Copy out all lines that hold "this".

######

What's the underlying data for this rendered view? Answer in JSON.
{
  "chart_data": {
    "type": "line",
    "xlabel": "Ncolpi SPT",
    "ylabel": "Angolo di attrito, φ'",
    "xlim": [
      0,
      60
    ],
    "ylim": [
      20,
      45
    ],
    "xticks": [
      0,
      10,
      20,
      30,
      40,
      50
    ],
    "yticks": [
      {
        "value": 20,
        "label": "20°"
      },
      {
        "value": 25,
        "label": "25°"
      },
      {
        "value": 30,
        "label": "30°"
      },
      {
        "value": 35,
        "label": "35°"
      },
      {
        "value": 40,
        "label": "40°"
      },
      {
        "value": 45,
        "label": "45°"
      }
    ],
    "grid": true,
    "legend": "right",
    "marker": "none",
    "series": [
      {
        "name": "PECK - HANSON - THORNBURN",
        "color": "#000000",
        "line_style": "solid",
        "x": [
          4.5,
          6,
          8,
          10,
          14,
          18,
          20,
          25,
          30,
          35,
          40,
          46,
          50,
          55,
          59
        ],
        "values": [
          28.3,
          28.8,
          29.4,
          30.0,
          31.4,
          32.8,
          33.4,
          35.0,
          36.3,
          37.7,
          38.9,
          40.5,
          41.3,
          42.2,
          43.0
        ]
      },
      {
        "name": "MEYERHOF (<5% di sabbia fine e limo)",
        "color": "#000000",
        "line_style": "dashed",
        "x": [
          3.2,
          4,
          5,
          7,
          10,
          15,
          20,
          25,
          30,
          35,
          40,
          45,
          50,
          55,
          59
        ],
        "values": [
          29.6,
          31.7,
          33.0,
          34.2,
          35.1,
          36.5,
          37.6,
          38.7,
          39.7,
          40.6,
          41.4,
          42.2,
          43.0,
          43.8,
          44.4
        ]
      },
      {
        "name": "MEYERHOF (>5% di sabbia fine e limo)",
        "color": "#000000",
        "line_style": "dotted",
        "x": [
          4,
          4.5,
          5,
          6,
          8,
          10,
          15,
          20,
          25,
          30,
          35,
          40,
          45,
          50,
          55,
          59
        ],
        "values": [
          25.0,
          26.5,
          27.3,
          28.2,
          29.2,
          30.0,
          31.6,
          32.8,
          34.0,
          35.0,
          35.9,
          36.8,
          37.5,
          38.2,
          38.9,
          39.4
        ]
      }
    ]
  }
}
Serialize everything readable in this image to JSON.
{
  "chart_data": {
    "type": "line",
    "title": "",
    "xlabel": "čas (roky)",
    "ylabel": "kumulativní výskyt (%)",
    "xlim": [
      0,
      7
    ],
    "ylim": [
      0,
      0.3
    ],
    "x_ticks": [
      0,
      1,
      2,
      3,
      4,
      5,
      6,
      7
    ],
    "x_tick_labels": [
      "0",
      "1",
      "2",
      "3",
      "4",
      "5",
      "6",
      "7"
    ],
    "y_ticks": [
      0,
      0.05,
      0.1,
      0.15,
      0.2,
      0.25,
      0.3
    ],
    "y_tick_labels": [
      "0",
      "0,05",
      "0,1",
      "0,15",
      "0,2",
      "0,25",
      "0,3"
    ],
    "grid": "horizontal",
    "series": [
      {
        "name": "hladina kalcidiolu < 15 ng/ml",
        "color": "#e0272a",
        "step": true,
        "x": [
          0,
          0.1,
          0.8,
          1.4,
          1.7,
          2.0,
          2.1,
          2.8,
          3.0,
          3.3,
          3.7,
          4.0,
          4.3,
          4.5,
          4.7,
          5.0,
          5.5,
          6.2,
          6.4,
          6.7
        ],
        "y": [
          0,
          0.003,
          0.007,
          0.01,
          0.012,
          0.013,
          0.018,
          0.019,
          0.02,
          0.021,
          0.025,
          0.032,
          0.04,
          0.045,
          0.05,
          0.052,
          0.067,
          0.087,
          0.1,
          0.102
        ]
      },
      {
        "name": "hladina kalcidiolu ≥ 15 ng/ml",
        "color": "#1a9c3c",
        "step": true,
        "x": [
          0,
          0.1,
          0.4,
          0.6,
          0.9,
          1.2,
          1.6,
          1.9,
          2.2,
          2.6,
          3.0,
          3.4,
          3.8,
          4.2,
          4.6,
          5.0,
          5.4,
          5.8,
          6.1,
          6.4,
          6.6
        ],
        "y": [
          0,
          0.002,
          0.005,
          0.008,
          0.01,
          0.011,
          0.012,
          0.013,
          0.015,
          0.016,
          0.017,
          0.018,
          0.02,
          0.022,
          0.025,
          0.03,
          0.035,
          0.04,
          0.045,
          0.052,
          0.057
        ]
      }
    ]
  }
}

######

▶ **Written response**:
What's the underlying data for this rendered view? Answer in JSON.
Serialize everything readable in this image to JSON.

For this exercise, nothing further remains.